▶ What the task requires
Copy each line below without leaving any out.

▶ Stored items

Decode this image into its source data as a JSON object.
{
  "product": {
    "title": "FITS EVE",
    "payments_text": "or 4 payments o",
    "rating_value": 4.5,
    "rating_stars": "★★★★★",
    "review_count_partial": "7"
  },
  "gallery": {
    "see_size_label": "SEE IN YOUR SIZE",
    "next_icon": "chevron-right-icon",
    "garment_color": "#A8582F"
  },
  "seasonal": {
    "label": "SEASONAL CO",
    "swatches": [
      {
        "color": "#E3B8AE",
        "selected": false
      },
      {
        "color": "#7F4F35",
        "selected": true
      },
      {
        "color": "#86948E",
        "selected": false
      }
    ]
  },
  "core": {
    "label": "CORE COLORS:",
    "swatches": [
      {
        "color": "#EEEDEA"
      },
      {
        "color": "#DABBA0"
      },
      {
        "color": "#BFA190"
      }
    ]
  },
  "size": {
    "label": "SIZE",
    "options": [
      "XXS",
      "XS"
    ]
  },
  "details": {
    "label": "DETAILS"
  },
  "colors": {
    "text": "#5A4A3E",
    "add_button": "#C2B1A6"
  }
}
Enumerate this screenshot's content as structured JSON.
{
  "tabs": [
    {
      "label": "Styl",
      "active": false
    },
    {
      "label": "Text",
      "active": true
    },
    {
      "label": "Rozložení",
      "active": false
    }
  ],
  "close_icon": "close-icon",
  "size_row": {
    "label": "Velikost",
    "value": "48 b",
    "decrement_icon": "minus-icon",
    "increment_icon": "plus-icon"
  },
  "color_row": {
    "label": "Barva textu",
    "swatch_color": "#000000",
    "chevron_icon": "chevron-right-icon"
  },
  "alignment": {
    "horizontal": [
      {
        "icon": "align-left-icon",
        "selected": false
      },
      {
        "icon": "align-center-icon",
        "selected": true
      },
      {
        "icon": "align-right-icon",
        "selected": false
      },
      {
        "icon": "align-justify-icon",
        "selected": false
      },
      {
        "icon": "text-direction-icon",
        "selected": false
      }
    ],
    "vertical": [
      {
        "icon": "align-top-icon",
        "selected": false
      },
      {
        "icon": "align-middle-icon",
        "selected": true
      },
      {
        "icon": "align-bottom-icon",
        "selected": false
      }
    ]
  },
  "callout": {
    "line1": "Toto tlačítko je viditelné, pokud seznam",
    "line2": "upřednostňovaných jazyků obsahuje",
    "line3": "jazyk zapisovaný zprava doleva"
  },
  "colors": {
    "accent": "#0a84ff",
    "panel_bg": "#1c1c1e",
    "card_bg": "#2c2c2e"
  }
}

▶ Finished exercise
Decode this image into its source data as a JSON object.
{
  "product": {
    "title": "FITS EVE",
    "payments_text": "or 4 payments o",
    "rating_value": 4.5,
    "rating_stars": "★★★★★",
    "review_count_partial": "7"
  },
  "gallery": {
    "see_size_label": "SEE IN YOUR SIZE",
    "next_icon": "chevron-right-icon",
    "garment_color": "#A8582F"
  },
  "seasonal": {
    "label": "SEASONAL CO",
    "swatches": [
      {
        "color": "#E3B8AE",
        "selected": false
      },
      {
        "color": "#7F4F35",
        "selected": true
      },
      {
        "color": "#86948E",
        "selected": false
      }
    ]
  },
  "core": {
    "label": "CORE COLORS:",
    "swatches": [
      {
        "color": "#EEEDEA"
      },
      {
        "color": "#DABBA0"
      },
      {
        "color": "#BFA190"
      }
    ]
  },
  "size": {
    "label": "SIZE",
    "options": [
      "XXS",
      "XS"
    ]
  },
  "details": {
    "label": "DETAILS"
  },
  "colors": {
    "text": "#5A4A3E",
    "add_button": "#C2B1A6"
  }
}
Enumerate this screenshot's content as structured JSON.
{
  "tabs": [
    {
      "label": "Styl",
      "active": false
    },
    {
      "label": "Text",
      "active": true
    },
    {
      "label": "Rozložení",
      "active": false
    }
  ],
  "close_icon": "close-icon",
  "size_row": {
    "label": "Velikost",
    "value": "48 b",
    "decrement_icon": "minus-icon",
    "increment_icon": "plus-icon"
  },
  "color_row": {
    "label": "Barva textu",
    "swatch_color": "#000000",
    "chevron_icon": "chevron-right-icon"
  },
  "alignment": {
    "horizontal": [
      {
        "icon": "align-left-icon",
        "selected": false
      },
      {
        "icon": "align-center-icon",
        "selected": true
      },
      {
        "icon": "align-right-icon",
        "selected": false
      },
      {
        "icon": "align-justify-icon",
        "selected": false
      },
      {
        "icon": "text-direction-icon",
        "selected": false
      }
    ],
    "vertical": [
      {
        "icon": "align-top-icon",
        "selected": false
      },
      {
        "icon": "align-middle-icon",
        "selected": true
      },
      {
        "icon": "align-bottom-icon",
        "selected": false
      }
    ]
  },
  "callout": {
    "line1": "Toto tlačítko je viditelné, pokud seznam",
    "line2": "upřednostňovaných jazyků obsahuje",
    "line3": "jazyk zapisovaný zprava doleva"
  },
  "colors": {
    "accent": "#0a84ff",
    "panel_bg": "#1c1c1e",
    "card_bg": "#2c2c2e"
  }
}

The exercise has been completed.